## Start TEXT PASSAGE

Central planning doesn’t work, so why are we using it for house building?

by Tom Guyton-Day 3 months ago in opinion

Written by Tom Guyton-Day and edited by Lauren Mansey

Central planning doesn’t work, so why are we using it for house building?

With the potential welcoming of over 2.3 million Hong Kongers this morning by Dominic Raab, plus a burgeoning population in the South East, the traditional right of every landowner to build on their own domain ought to be restored. This would help to reduce the supernormal profits seen within the building industry and therefore the price of housing for first time buyers.

The median house price, in England, has gone from £106,000 in 2001 to a staggering £240,000 in September 2019, according to ONS. This rocketing of house prices, primarily due to demand for homes far outstripping supply in much of the country, has meant many people will not buy their first home until well into middle age or possibly not at all.

This situation is set to worsen with few local authorities in a position to support the populations that already occupy them, let alone also support the growth in population in many areas from immigration and the baby boom.

It is time to say enough is enough. Planning is one of the few archaic areas that still relies heavily on central planning from civil servants. Like much of the failed industries of the 1970s, it is time to tear off the plaster and let the market control flow, giving a sensible equilibrium price for buyers and sellers rather than this heavily inflated price environment which gives huge profits to housebuilders and those landowners lucky enough to get planning permission.

I was talking to an estate agent last week and we had a very interesting chat, but one key figure amazed me: your average acre in the South East is worth £7-9,000. Get permission though and the land value gets to 1/3 of the retail price of the property once built. So, let’s say the property sells for £370,000: the landowner/housebuilder there has made a staggering sum in profit. Granted a section goes towards the council in tax, but most is profit…

Is it any wonder that the large housebuilders also donate large funds to the Conservative Party (traditionally a neoliberal party – except on this very small section of policy)? Is it at all possible that Governments (Labour ones too) are deliberately restricting house building to protect a very small business interest that hugely benefits from a heavily regulated market, one with only a few large names? This, of course, is pure speculation, but it only takes a small time to join the dots in one’s own head.

## End TEXT PASSAGE
## Start RAW DATA

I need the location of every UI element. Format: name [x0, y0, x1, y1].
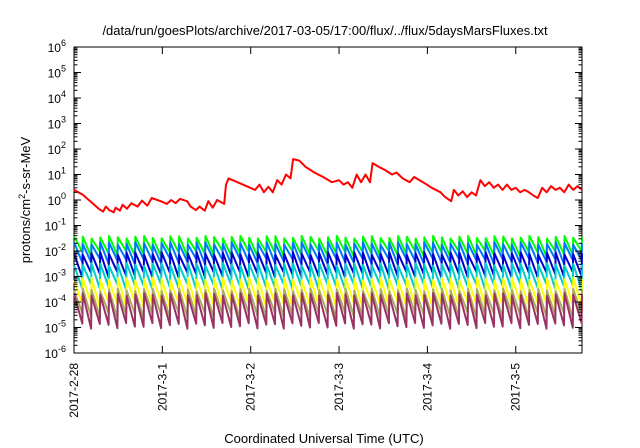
x-tick-label: 2017-3-1 [155, 363, 169, 411]
y-tick-label: 101 [48, 166, 66, 183]
y-tick-label: 105 [48, 64, 66, 81]
y-tick-label: 10-2 [45, 242, 66, 259]
y-axis-label-main: protons/cm [18, 199, 33, 263]
x-tick-label: 2017-3-5 [509, 363, 523, 411]
series-line-4 [73, 262, 583, 291]
y-tick-label: 10-3 [45, 268, 66, 285]
y-axis-ticks: 10-6 10-5 10-4 10-3 10-2 10-1 100 101 102 103 104 1… [45, 38, 582, 361]
x-tick-label: 2017-3-4 [420, 363, 434, 411]
y-tick-label: 10-5 [45, 319, 66, 336]
y-tick-label: 102 [48, 140, 66, 157]
x-axis-label: Coordinated Universal Time (UTC) [224, 431, 423, 446]
y-tick-label: 10-1 [45, 217, 66, 234]
x-tick-label: 2017-2-28 [67, 363, 81, 418]
series-line-7 [73, 292, 583, 330]
y-tick-label: 106 [48, 38, 66, 55]
y-tick-label: 10-4 [45, 293, 66, 310]
x-axis-ticks: 2017-2-28 2017-3-1 2017-3-2 2017-3-3 2017-3-… [67, 47, 523, 418]
y-axis-label-sup: 2 [17, 194, 27, 199]
x-tick-label: 2017-3-2 [244, 363, 258, 411]
y-axis-label: protons/cm2-s-sr-MeV [17, 136, 33, 263]
y-tick-label: 10-6 [45, 344, 66, 361]
chart-title: /data/run/goesPlots/archive/2017-03-05/1… [102, 23, 548, 38]
y-tick-label: 104 [48, 89, 66, 106]
y-axis-label-tail: -s-sr-MeV [18, 136, 33, 193]
x-tick-label: 2017-3-3 [332, 363, 346, 411]
series-line-0 [73, 158, 583, 214]
series-layer [73, 158, 583, 330]
y-tick-label: 100 [48, 191, 66, 208]
y-tick-label: 103 [48, 115, 66, 132]
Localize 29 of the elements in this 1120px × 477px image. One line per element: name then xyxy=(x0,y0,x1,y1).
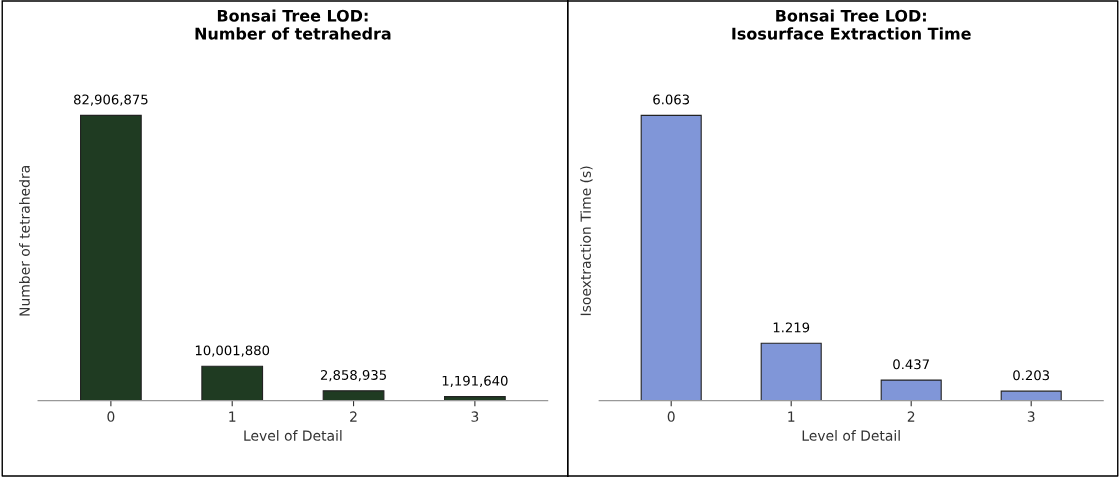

## End RAW DATA

### LIST OF TASKS:
**1)** Can you echo the passage of the opinion piece on house building, starting with "This situation is" and going on through "the baby boom."?
**2)** Answer these questions from the opinion piece on house building:
(a) What was the median house price in England in September 2019, according to ONS?
(b) What did the estate agent say an average acre in the South East is worth?
(c) How many Hong Kongers might be welcomed, according to the piece?
**3)** Can you go on with the opinion piece on house building after its final sentence?

### RESPONSES FOR EACH TASK:
**1)**
This situation is set to worsen with few local authorities in a position to support the populations that already occupy them, let alone also support the growth in population in many areas from immigration and the baby boom.

**2)**
(a) £240,000
(b) £7-9,000
(c) Over 2.3 million

**3)**
It is very well known that large businesses within the South East own vast swathes of land with permission to build but don’t. This has been to the annoyance of local councillors forever, but nothing is being done about it – at all really.

Government tinkers at the edges of the planning process with people able to now build larger extensions but it’s not enough. People are not having larger families and do not require more three-bedroom homes turning into four. They are having smaller families with more individual housing units required because of divorce and separations and a changing society.

I say therefore, in the words of the Prime Minister, we must “Build, Build, Build”. We must release every landowner in England from the constraints of an archaic planning system built for 1940s England and a markedly smaller population. It is not time to be squeamish but time to be brave.

It is time to trust that if there is demand for a home then a home will be built, and that as the supply of homes increases England will be gentrified. Is it not the right of every Englishman to own a small piece of England, live and work it as he so chooses?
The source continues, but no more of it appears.